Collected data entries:
%%

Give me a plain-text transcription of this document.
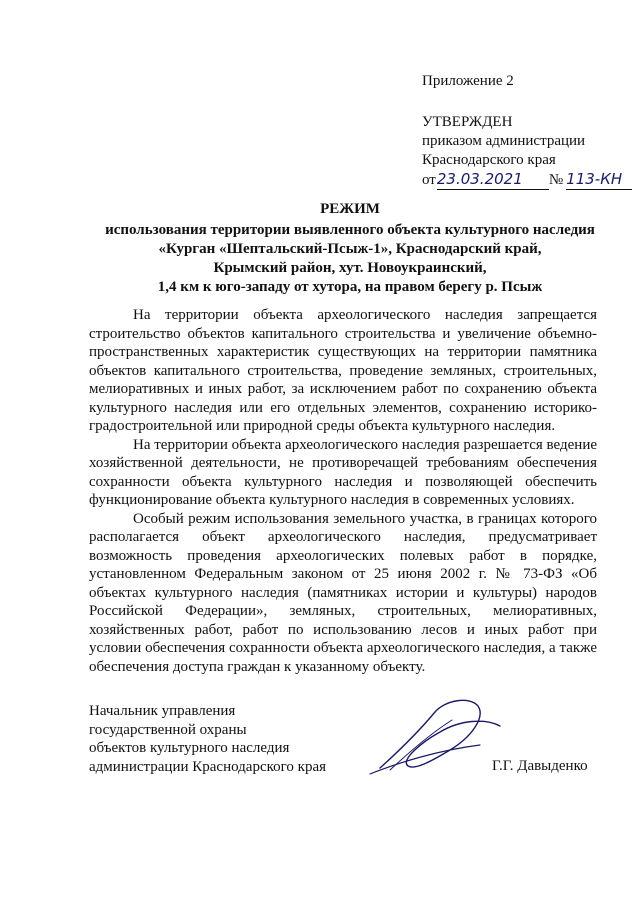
Приложение 2
УТВЕРЖДЕН
приказом администрации
Краснодарского края
от23.03.2021 № 113-КН
РЕЖИМ
использования территории выявленного объекта культурного наследия
«Курган «Шептальский-Псыж-1», Краснодарский край,
Крымский район, хут. Новоукраинский,
1,4 км к юго-западу от хутора, на правом берегу р. Псыж

На территории объекта археологического наследия запрещается строительство объектов капитального строительства и увеличение объемно-пространственных характеристик существующих на территории памятника объектов капитального строительства, проведение земляных, строительных, мелиоративных и иных работ, за исключением работ по сохранению объекта культурного наследия или его отдельных элементов, сохранению историко-градостроительной или природной среды объекта культурного наследия.

На территории объекта археологического наследия разрешается ведение хозяйственной деятельности, не противоречащей требованиям обеспечения сохранности объекта культурного наследия и позволяющей обеспечить функционирование объекта культурного наследия в современных условиях.

Особый режим использования земельного участка, в границах которого располагается объект археологического наследия, предусматривает возможность проведения археологических полевых работ в порядке, установленном Федеральным законом от 25 июня 2002 г. № 73-ФЗ «Об объектах культурного наследия (памятниках истории и культуры) народов Российской Федерации», земляных, строительных, мелиоративных, хозяйственных работ, работ по использованию лесов и иных работ при условии обеспечения сохранности объекта археологического наследия, а также обеспечения доступа граждан к указанному объекту.

Начальник управления
государственной охраны
объектов культурного наследия
администрации Краснодарского края	Г.Г. Давыденко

%%

What you are asked to do: Quote the records in their entirety, keeping the wording exact and excluding pictures.

Answer to this task:
Give me a plain-text transcription of this document.
Приложение 2
УТВЕРЖДЕН
приказом администрации
Краснодарского края
от23.03.2021 № 113-КН
РЕЖИМ
использования территории выявленного объекта культурного наследия
«Курган «Шептальский-Псыж-1», Краснодарский край,
Крымский район, хут. Новоукраинский,
1,4 км к юго-западу от хутора, на правом берегу р. Псыж

На территории объекта археологического наследия запрещается строительство объектов капитального строительства и увеличение объемно-пространственных характеристик существующих на территории памятника объектов капитального строительства, проведение земляных, строительных, мелиоративных и иных работ, за исключением работ по сохранению объекта культурного наследия или его отдельных элементов, сохранению историко-градостроительной или природной среды объекта культурного наследия.

На территории объекта археологического наследия разрешается ведение хозяйственной деятельности, не противоречащей требованиям обеспечения сохранности объекта культурного наследия и позволяющей обеспечить функционирование объекта культурного наследия в современных условиях.

Особый режим использования земельного участка, в границах которого располагается объект археологического наследия, предусматривает возможность проведения археологических полевых работ в порядке, установленном Федеральным законом от 25 июня 2002 г. № 73-ФЗ «Об объектах культурного наследия (памятниках истории и культуры) народов Российской Федерации», земляных, строительных, мелиоративных, хозяйственных работ, работ по использованию лесов и иных работ при условии обеспечения сохранности объекта археологического наследия, а также обеспечения доступа граждан к указанному объекту.

Начальник управления
государственной охраны
объектов культурного наследия
администрации Краснодарского края	Г.Г. Давыденко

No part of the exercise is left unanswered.